# Start of Records shown

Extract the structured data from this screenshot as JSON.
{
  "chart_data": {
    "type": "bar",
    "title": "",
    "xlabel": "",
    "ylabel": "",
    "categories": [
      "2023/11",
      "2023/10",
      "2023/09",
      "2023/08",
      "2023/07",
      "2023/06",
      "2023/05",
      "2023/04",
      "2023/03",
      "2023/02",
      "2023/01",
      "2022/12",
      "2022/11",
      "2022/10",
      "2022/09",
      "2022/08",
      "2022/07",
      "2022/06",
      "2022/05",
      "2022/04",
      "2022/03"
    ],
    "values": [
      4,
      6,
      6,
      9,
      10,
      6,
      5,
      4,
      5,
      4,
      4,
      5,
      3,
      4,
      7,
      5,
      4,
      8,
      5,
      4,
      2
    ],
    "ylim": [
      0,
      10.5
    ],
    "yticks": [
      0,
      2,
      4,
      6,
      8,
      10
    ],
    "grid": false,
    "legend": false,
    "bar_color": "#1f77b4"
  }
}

# End of Records shown

**Your goal**.
Restate every line of the data word for word.

**The completed task**.
Extract the structured data from this screenshot as JSON.
{
  "chart_data": {
    "type": "bar",
    "title": "",
    "xlabel": "",
    "ylabel": "",
    "categories": [
      "2023/11",
      "2023/10",
      "2023/09",
      "2023/08",
      "2023/07",
      "2023/06",
      "2023/05",
      "2023/04",
      "2023/03",
      "2023/02",
      "2023/01",
      "2022/12",
      "2022/11",
      "2022/10",
      "2022/09",
      "2022/08",
      "2022/07",
      "2022/06",
      "2022/05",
      "2022/04",
      "2022/03"
    ],
    "values": [
      4,
      6,
      6,
      9,
      10,
      6,
      5,
      4,
      5,
      4,
      4,
      5,
      3,
      4,
      7,
      5,
      4,
      8,
      5,
      4,
      2
    ],
    "ylim": [
      0,
      10.5
    ],
    "yticks": [
      0,
      2,
      4,
      6,
      8,
      10
    ],
    "grid": false,
    "legend": false,
    "bar_color": "#1f77b4"
  }
}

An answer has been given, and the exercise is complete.